Предложенный отрывок =

Трактир Хлестакова. Как стать самозванцем на чужой кухне и угодить всем
А Гоголь — шельма! И Хлестаков — жив! Я испытал это на собственной шкуре, то есть побывал в шкуре самозванца, наглеца и пройдохи, имел бешеный успех у публики, был разоблачен, но вышел из воды сухим. Если честно, мне очень понравилось.
Началось все, как полагается, с колеса. От которого требовалось доехать до Москвы. Но возможности исполнить сие не было, и не из-за скверного характера колеса, а по причине ужасной метели, разыгравшейся на Донском тракте, где-то на границе Воронежской и Ростовской губерний.
Снег демонстративно валил стеной, дорогу замело как в лучших литературных традициях. Снег пытался сообщить нам, что с пьяных глаз слегка перепутал губернии и времена, ему бы с этаким-то размахом в Оренбургскую степь, да с морозом и замерзающими ямщиками.
Так или иначе, но нашему брату ехать дальше не было мочи. И требовалось остановка, ночлег, а перед тем — я бы не отказался от горяченького супчику, да с потрошками из другой литературной традиции. Впрочем, у меня с собой имелся килограмм свежей корюшки из донецких запасов.
Это место я знал хорошо. Кафе и придорожная гостиница в один этаж, под одной крышей на краю поля и дороги, уходящей к Тихому Дону. Гостиничка была устроен по американскому образцу придорожных мотелей — каждая комната имела свой выход на улицу.
Есть в этом что-то волшебное, открываешь дверь из спальни, а там поле распаханного чернозема — космос наоборот. Сквозь метель в кафе горели два окошка. Стекла потели, слезились, а снег налипал к дверям и косякам, словно огромный зверь белыми лапами пытался обнять весь дом.

Показанные записи =

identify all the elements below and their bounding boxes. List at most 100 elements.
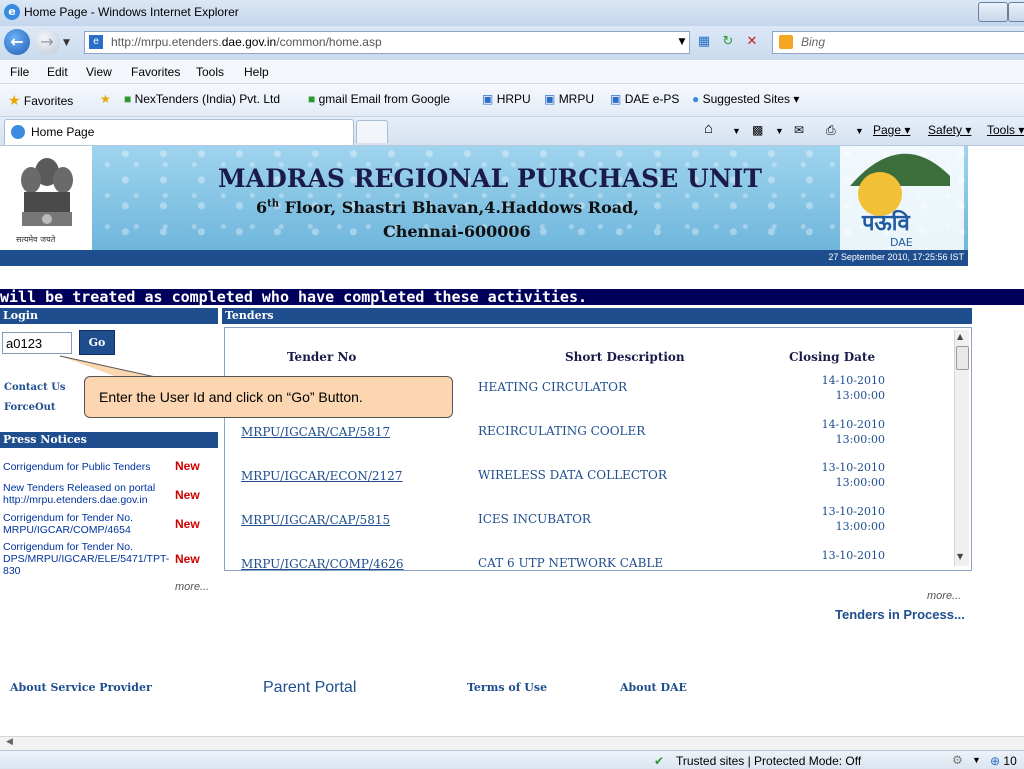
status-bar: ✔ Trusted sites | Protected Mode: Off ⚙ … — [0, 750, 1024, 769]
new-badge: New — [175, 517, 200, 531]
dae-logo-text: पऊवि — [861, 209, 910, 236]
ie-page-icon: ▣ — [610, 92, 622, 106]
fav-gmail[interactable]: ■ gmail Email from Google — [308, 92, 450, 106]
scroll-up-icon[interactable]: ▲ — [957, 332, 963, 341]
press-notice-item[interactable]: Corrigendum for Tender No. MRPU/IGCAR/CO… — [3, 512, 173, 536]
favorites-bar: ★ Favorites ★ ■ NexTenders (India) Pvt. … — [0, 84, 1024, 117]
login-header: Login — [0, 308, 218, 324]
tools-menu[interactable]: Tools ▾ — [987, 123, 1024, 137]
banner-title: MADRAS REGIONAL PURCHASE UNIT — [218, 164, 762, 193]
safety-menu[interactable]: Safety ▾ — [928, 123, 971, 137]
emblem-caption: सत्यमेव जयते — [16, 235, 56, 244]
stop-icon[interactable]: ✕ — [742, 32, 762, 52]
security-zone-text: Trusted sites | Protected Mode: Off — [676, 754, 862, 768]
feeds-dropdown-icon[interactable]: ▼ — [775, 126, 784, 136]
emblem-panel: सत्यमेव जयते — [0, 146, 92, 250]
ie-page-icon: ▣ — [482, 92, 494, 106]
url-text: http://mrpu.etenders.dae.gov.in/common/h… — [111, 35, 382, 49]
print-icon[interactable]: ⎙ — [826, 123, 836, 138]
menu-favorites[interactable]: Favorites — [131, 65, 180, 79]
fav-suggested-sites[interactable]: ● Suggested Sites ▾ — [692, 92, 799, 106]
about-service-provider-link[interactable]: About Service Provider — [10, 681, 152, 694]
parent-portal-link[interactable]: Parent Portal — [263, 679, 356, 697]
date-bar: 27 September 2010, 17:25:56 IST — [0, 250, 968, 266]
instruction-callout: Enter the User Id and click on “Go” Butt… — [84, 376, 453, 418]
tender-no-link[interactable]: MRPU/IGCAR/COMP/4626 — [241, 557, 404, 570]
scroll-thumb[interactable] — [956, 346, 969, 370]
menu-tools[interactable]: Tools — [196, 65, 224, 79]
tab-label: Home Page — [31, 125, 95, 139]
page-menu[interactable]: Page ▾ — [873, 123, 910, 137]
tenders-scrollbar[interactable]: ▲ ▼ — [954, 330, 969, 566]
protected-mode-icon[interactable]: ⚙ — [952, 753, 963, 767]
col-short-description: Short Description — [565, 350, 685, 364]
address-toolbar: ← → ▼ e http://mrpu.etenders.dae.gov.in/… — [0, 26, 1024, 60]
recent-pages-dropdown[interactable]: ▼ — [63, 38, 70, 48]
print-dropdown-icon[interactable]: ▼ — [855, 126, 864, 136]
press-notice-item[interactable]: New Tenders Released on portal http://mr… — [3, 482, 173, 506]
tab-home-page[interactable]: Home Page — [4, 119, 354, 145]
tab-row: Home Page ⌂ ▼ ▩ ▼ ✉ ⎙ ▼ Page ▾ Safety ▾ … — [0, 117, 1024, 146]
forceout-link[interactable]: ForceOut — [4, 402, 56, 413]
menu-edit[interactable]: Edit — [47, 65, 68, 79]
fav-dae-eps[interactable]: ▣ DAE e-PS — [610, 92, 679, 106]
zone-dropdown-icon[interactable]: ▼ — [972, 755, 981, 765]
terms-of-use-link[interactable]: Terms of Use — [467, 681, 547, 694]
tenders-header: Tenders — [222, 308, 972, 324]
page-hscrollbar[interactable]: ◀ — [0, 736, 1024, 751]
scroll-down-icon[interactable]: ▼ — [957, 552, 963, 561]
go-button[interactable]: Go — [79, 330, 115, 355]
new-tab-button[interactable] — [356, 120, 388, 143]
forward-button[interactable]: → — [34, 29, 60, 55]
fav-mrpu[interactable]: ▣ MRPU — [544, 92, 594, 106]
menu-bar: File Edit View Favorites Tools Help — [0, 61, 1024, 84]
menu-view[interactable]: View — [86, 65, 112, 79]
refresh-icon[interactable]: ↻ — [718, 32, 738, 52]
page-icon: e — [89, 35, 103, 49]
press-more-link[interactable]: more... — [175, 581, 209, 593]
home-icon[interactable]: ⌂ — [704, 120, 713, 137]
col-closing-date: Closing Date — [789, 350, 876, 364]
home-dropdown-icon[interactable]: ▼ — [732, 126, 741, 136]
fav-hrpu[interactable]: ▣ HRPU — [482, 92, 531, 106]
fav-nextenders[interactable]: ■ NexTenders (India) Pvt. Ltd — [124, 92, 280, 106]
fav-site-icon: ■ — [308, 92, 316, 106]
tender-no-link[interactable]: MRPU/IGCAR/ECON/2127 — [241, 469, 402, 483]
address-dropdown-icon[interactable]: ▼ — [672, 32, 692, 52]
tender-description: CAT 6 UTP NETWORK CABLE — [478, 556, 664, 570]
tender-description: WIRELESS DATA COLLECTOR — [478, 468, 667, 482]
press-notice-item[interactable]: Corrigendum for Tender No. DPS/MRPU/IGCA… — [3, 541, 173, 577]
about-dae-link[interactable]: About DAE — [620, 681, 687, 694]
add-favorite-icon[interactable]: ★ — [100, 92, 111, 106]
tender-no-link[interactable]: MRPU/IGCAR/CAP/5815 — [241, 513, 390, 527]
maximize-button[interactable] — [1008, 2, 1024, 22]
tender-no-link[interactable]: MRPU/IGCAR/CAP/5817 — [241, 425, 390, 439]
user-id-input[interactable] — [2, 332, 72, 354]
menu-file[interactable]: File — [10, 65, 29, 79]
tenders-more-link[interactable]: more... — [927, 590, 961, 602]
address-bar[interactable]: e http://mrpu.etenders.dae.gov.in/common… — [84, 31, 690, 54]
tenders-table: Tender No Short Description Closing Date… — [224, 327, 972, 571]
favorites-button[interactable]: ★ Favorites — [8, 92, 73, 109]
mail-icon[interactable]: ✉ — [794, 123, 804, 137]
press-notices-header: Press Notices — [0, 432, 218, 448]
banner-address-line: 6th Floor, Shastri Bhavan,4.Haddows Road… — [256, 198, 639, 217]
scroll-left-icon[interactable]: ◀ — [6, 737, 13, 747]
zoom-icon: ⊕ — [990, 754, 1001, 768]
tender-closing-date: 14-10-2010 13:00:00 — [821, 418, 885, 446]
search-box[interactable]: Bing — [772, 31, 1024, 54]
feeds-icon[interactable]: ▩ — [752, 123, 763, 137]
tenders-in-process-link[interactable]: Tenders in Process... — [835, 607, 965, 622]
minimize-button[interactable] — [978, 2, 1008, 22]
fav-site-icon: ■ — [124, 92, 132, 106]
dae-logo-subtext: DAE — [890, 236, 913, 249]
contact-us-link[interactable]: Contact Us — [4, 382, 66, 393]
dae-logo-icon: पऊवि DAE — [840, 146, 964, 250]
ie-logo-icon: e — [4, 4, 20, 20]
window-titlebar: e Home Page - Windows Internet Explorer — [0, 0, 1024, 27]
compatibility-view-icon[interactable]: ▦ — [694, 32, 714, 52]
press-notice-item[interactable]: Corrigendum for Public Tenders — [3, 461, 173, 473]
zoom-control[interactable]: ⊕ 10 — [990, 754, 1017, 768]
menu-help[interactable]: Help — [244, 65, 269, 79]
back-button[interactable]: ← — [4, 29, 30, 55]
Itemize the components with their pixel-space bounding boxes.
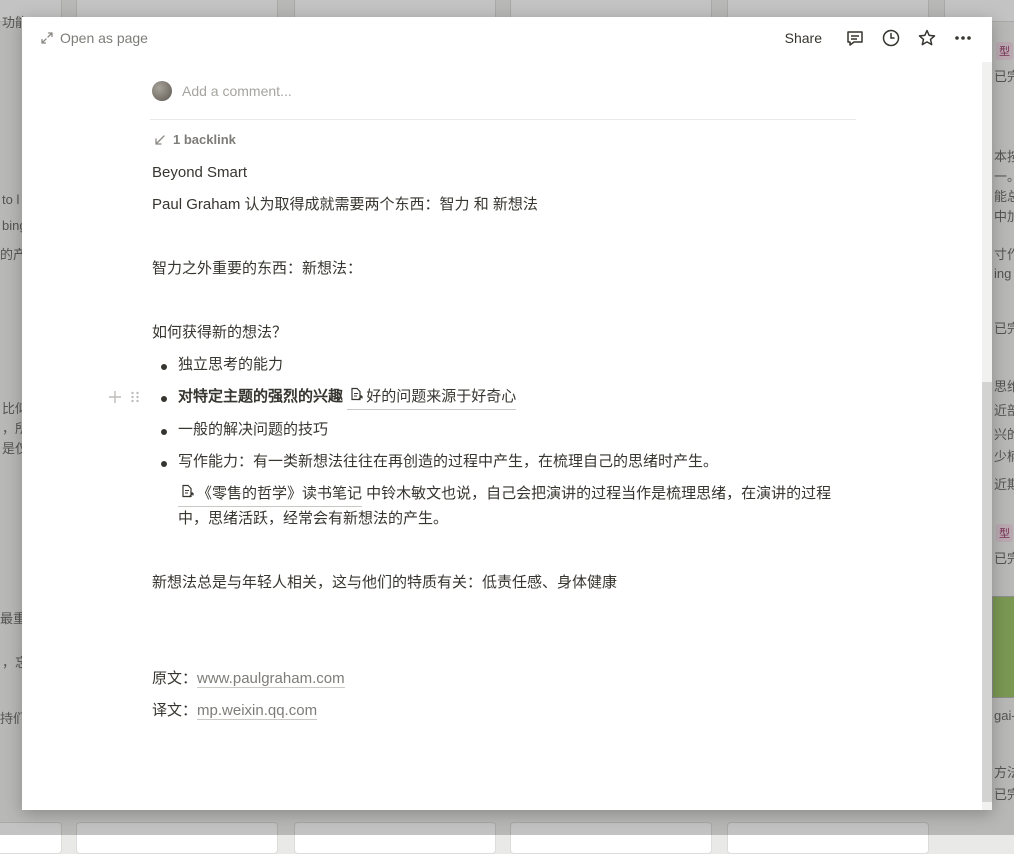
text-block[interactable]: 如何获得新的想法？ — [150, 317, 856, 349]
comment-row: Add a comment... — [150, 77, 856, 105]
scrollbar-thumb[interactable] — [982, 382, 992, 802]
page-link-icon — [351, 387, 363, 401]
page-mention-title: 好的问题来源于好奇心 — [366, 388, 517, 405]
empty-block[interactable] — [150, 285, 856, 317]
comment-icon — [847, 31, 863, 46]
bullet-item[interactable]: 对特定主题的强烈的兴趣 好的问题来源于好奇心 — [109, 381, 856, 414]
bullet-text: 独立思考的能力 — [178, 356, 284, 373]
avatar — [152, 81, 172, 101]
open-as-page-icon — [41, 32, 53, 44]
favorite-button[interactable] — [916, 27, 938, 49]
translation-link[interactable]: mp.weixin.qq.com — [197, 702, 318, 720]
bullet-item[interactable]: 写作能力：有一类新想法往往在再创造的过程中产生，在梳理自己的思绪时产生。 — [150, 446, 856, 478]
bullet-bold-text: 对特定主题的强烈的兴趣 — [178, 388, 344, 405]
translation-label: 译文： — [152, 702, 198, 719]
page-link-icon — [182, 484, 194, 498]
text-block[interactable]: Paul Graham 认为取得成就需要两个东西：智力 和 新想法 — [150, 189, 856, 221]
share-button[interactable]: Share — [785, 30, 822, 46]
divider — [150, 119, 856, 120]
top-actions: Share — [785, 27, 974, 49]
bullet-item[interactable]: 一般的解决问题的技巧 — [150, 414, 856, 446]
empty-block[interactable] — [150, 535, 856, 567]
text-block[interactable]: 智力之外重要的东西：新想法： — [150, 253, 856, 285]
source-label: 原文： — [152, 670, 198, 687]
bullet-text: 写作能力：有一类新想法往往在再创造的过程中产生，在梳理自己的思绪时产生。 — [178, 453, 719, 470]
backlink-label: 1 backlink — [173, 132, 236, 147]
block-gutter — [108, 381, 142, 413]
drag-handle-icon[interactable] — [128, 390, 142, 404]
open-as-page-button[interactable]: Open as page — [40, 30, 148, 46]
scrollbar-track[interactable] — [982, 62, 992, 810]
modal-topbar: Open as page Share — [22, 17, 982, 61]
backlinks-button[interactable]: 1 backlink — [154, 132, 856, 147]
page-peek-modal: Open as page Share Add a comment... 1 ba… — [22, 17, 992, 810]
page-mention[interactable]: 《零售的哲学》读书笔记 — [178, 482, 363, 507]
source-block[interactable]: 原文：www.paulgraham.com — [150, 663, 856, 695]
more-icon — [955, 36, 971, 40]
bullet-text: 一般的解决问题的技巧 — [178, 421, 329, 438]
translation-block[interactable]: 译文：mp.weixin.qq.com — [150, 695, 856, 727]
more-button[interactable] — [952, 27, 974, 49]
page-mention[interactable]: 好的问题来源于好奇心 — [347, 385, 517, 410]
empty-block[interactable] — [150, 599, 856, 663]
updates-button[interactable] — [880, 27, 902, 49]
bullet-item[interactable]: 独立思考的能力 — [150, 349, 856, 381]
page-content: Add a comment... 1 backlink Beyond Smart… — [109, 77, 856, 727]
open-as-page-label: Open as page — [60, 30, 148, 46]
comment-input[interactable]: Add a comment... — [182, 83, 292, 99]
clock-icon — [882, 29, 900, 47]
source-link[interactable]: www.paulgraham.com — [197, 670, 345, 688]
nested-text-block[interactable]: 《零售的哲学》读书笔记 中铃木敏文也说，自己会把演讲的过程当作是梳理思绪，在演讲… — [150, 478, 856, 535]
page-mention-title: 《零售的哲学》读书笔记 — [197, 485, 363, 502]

Задание =
Измените отрывок о метели на Донском тракте начиная со слов "Есть в этом" и заканчивая словами "обнять весь дом.": приведите эту часть заново, поставив "три окошка" вместо "два окошка".

Ответ к заданию =
Есть в этом что-то волшебное, открываешь дверь из спальни, а там поле распаханного чернозема — космос наоборот. Сквозь метель в кафе горели три окошка. Стекла потели, слезились, а снег налипал к дверям и косякам, словно огромный зверь белыми лапами пытался обнять весь дом.